What did you love best about The Stranger's Child?
I loved both its characters and the way the writer explores how and what is remembered.
What other book might you compare The Stranger's Child to and why?
I could loosely compare it to A.S. Byatt's Possession or Tennysons' "In Memoriam" (where the story got its title from.) Like Possession, we see biographers trying to unravel the mystery of what a famous poet was really like and who he was romantically involved with. Unlike Possession, the story isn't centered on "who dun' it" (although there are some surprising twists at the end), but rather who is remembered, how they are remembered, and who is forgotten. It's very poignant to see who and what is lost.
Which scene was your favorite?
The ending left me with chills. I also listened to the first part of the story over and over again because it is so well crafted.
If you could take any character from The Stranger's Child out to dinner, who would it be and why?
I adored Daphne, but would probably take Cecil out to dinner just to see what kind of mischief he would get himself into.
Any additional comments?
This is a beautifully written book. The author really knows his craft. The pace is set on slow burn. The book isn't about exposing one shocking revelation after another, but rather about how things are revealed and chosen to be remembered. You know that feeling when you finish a story and wish there was more? When you can't start anything else because what you just read was so good? When the story's over, but it still hangs like a veil over your daily life? That's where I am right now, after completing The Stranger's Child. It's definitely something I will listen to again.
5 of 5 people found this review helpful
Any additional comments?
I really enjoyed two other Allan Hollinghurst books, but I could not get into this story enough to finish it. To be fair to Mr. Hollinghurst, I don't think think it's his fault. This audiobook's performer was quite bad. He made it sound like a children's book. The performance was so distracting that I found myself focusing on it instead of the story. I gave up trying to finish it once I realized it had become a chore. I think I'll return it under Audible's new Great Listen Guarantee.
1 of 1 people found this review helpful
Having read Hollinghurst' "The Line of Beauty", I was prepared for the homosexual themes of this book. If that bothers you, then I would stay away from this audible listen.
I was not however prepared for the sketchiness of the novel. It is done by a master writer, but do not expect a story that reveals itself in any sort of traditional way. What emerges is the broken bits of a life and of the lives that are touched by the poet character.
Much like life itself, expect a mash up of events, desultory memories and skeletons best left in closets. A masterful work and reading.

**********

Set tasks
a: List every title of a book or poem that the reviews of The Stranger's Child mention.
b: In the reviews of The Stranger's Child, how does the reviewer who gave up on the audiobook say they will return it?
c: Write the next part of the reviews of The Stranger's Child, starting after their final sentence.

**********

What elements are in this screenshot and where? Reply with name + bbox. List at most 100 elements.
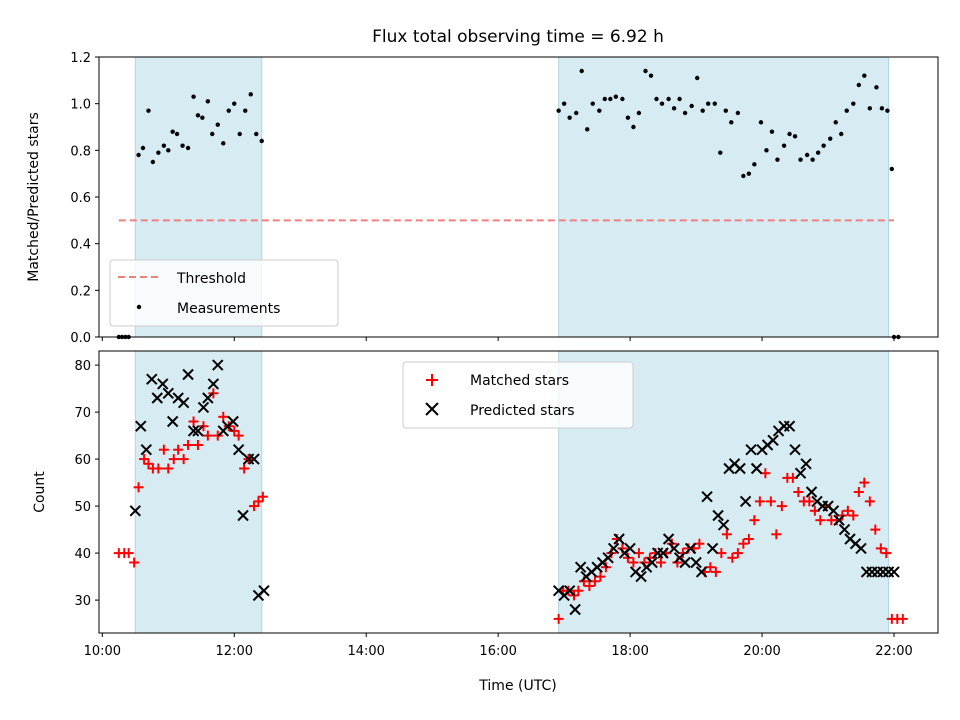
observing-interval bbox=[134, 350, 263, 634]
measurement-point bbox=[874, 85, 879, 90]
measurement-point bbox=[248, 92, 253, 97]
marker-stroke bbox=[673, 552, 686, 564]
measurement-point bbox=[232, 101, 237, 106]
matched-star-point bbox=[192, 440, 203, 450]
threshold-legend-label: Threshold bbox=[176, 271, 246, 287]
top-y-axis: 0.0 0.2 0.4 0.6 0.8 1.0 1.2 bbox=[70, 51, 99, 346]
measurement-point bbox=[215, 122, 220, 127]
marker-stroke bbox=[800, 458, 812, 470]
measurement-point bbox=[833, 120, 838, 125]
measurement-point bbox=[705, 101, 711, 106]
predicted-legend-label: Predicted stars bbox=[470, 403, 575, 419]
predicted-star-point bbox=[827, 505, 840, 517]
measurement-point bbox=[781, 143, 787, 148]
measurement-point bbox=[156, 150, 161, 155]
predicted-star-point bbox=[248, 453, 260, 465]
predicted-star-point bbox=[783, 420, 796, 432]
measurements-legend-swatch bbox=[136, 304, 142, 310]
measurement-point bbox=[146, 108, 151, 113]
measurement-point bbox=[862, 73, 867, 78]
marker-stroke bbox=[662, 533, 675, 545]
marker-stroke bbox=[739, 495, 752, 508]
matched-star-point bbox=[129, 557, 140, 568]
marker-stroke bbox=[177, 396, 190, 409]
matched-star-point bbox=[218, 411, 229, 422]
matched-legend-swatch bbox=[426, 374, 438, 386]
matched-star-point bbox=[198, 421, 209, 432]
measurement-point bbox=[798, 157, 803, 162]
marker-stroke bbox=[569, 603, 581, 616]
marker-stroke bbox=[690, 556, 702, 569]
measurement-point bbox=[648, 73, 654, 78]
matched-star-point bbox=[257, 491, 268, 502]
matched-star-point bbox=[633, 548, 644, 559]
marker-stroke bbox=[182, 368, 194, 381]
matched-star-point bbox=[589, 576, 600, 587]
marker-stroke bbox=[157, 378, 169, 390]
predicted-star-point bbox=[794, 467, 807, 479]
matched-star-point bbox=[765, 496, 776, 507]
marker-stroke bbox=[783, 420, 796, 432]
bottom-y-axis: 30 40 50 60 70 80 bbox=[74, 359, 99, 609]
marker-stroke bbox=[192, 425, 204, 437]
measurement-point bbox=[166, 148, 171, 153]
measurement-point bbox=[885, 108, 890, 113]
matched-star-point bbox=[842, 505, 853, 516]
matched-star-point bbox=[628, 557, 639, 568]
x-tick-label: 18:00 bbox=[611, 644, 648, 659]
y-tick-label: 0.6 bbox=[70, 191, 91, 206]
predicted-star-point bbox=[613, 533, 625, 545]
marker-stroke bbox=[849, 537, 862, 550]
matched-star-point bbox=[163, 463, 174, 474]
predicted-star-point bbox=[232, 443, 245, 456]
measurement-point bbox=[844, 108, 849, 113]
measurement-point bbox=[602, 96, 608, 102]
marker-stroke bbox=[151, 392, 163, 404]
matched-star-point bbox=[253, 496, 264, 507]
bottom-axes-frame bbox=[98, 350, 939, 634]
measurement-point bbox=[254, 131, 259, 137]
marker-stroke bbox=[734, 462, 746, 475]
measurement-point bbox=[613, 94, 619, 99]
matched-star-point bbox=[584, 581, 595, 591]
marker-stroke bbox=[794, 467, 807, 479]
matched-star-point bbox=[655, 557, 666, 568]
matched-star-point bbox=[870, 524, 881, 535]
matched-star-point bbox=[743, 534, 754, 544]
matched-star-point bbox=[749, 515, 760, 526]
measurement-point bbox=[556, 108, 561, 113]
matched-star-point bbox=[710, 566, 721, 577]
x-axis-label: Time (UTC) bbox=[478, 678, 556, 694]
predicted-star-point bbox=[563, 584, 576, 597]
measurement-point bbox=[856, 82, 862, 88]
marker-stroke bbox=[657, 547, 669, 559]
matched-star-point bbox=[553, 613, 564, 624]
x-tick-label: 10:00 bbox=[84, 644, 121, 659]
measurement-point bbox=[205, 99, 211, 104]
y-tick-label: 60 bbox=[74, 453, 91, 468]
measurement-point bbox=[579, 68, 584, 74]
marker-stroke bbox=[646, 556, 658, 569]
predicted-star-point bbox=[657, 547, 669, 559]
predicted-star-point bbox=[668, 542, 680, 555]
marker-stroke bbox=[701, 490, 713, 503]
counts-layer bbox=[113, 359, 908, 624]
predicted-star-point bbox=[202, 392, 214, 404]
predicted-star-point bbox=[624, 542, 636, 555]
measurement-point bbox=[851, 101, 856, 106]
marker-stroke bbox=[135, 420, 147, 432]
predicted-star-point bbox=[602, 552, 614, 564]
predicted-star-point bbox=[690, 556, 702, 569]
measurement-point bbox=[221, 141, 226, 146]
marker-stroke bbox=[767, 434, 779, 447]
measurement-point bbox=[677, 96, 682, 102]
matched-star-point bbox=[188, 416, 199, 427]
x-tick-label: 16:00 bbox=[479, 644, 516, 659]
matched-star-point bbox=[173, 444, 184, 455]
x-tick-label: 12:00 bbox=[216, 644, 253, 659]
y-tick-label: 1.0 bbox=[70, 98, 91, 113]
marker-stroke bbox=[668, 542, 680, 555]
marker-stroke bbox=[635, 570, 647, 583]
measurement-point bbox=[769, 129, 775, 134]
measurement-point bbox=[694, 75, 700, 81]
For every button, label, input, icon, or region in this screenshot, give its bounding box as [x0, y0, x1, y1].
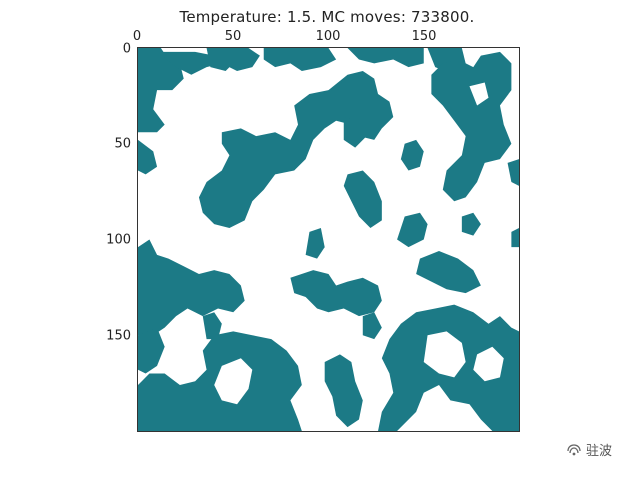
watermark-text: 驻波: [586, 444, 613, 459]
x-tick-label: 100: [315, 29, 341, 44]
y-tick-label: 50: [114, 136, 131, 152]
y-tick-label: 150: [106, 328, 131, 344]
x-tick-label: 0: [132, 29, 142, 44]
wechat-channel-icon: [567, 443, 581, 455]
y-tick-label: 0: [122, 41, 131, 57]
x-tick-label: 50: [224, 29, 242, 44]
x-tick-label: 150: [411, 29, 437, 44]
y-tick-label: 100: [106, 232, 131, 248]
spin-domains: [138, 48, 519, 431]
spin-up-domains: [138, 48, 519, 431]
ising-lattice: [137, 47, 520, 432]
watermark: 驻波: [566, 440, 612, 459]
plot-title: Temperature: 1.5. MC moves: 733800.: [179, 8, 475, 26]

**********

Set of answers
a: The Stranger's Child, Possession, "In Memoriam", The Line of Beauty

b: They plan to return it under Audible's new Great Listen Guarantee.

c:
1 of 1 people found this review helpful
I’m not a sophisticated reader, not educated in the liberal arts, and not "well read", so one should take this review with a grain of salt.
The humor referred to in "what the critics say" was completely missed by me; which; I suppose, attests to my limitations as a reader. But I do agree that it was beautifully written; and beautifully read, however it verged on the tedious. But never quite so much that I gave in to the urge to stop reading. In general it felt like very long roller coaster ride with long hauls and anticlimactic drops.
There is no "plot" just the story about a very handsome young aristocrat with "raven hair", "big hands" and "a huge..." who's family, poetry and, mostly homosexual escapades are the subject of the many family biographers, most, or all, of whom have their own homosexual escapades; with the main character or one another.
But the homosexual undercurrent of this; (Gothic novel?) is rather trite and cavalier. I mean, no one ever gets upset by being hit on, and everyone seems rather indifferent about the many "queer" characters in the book. None of whom seem a bit disturbed by how the many male characters go after one another. Very "romantic" but a bit difficult to believe, given the nature of "the crime that dares not speak it's name", and the period in which they was being committed.
Aside from that this book was a bit of a slog with a plethora of characters, coming and going; in and out, Jumping from one generation to the next and then, abruptly, without warning, ending.
It was all a bit of a tease for me, just when you got interested in a character the storyline shifted to another character entirely, often in another family or another generation.
It left me feeling rather sad and disappointed.
8 of 12 people found this review helpful
What made the experience of listening to The Stranger's Child the most enjoyable?
Alan Hollinghurst is slowly easing his way into my list of favorite authors. This is a slow but moving examination of the historical covering and uncovering of a young love between two young men right before WWI. I found everything enjoyable - the character studies, the references to literary history, the narrator's different voices and Brit accents, the descriptions of landscapes and people. You get the feeling that both the author and narrator love and intimately know England.
What was one of the most memorable moments of The Stranger's Child?
Two characters in particular made this memorable: horrible, jealous, overbearing Dudley and the banker-turned-biographer, Peter, who is socially inept and a bit self-absorbed but likeable too in a weird way
Have you listened to any of James Daniel Wilson’s other performances before? How does this one compare?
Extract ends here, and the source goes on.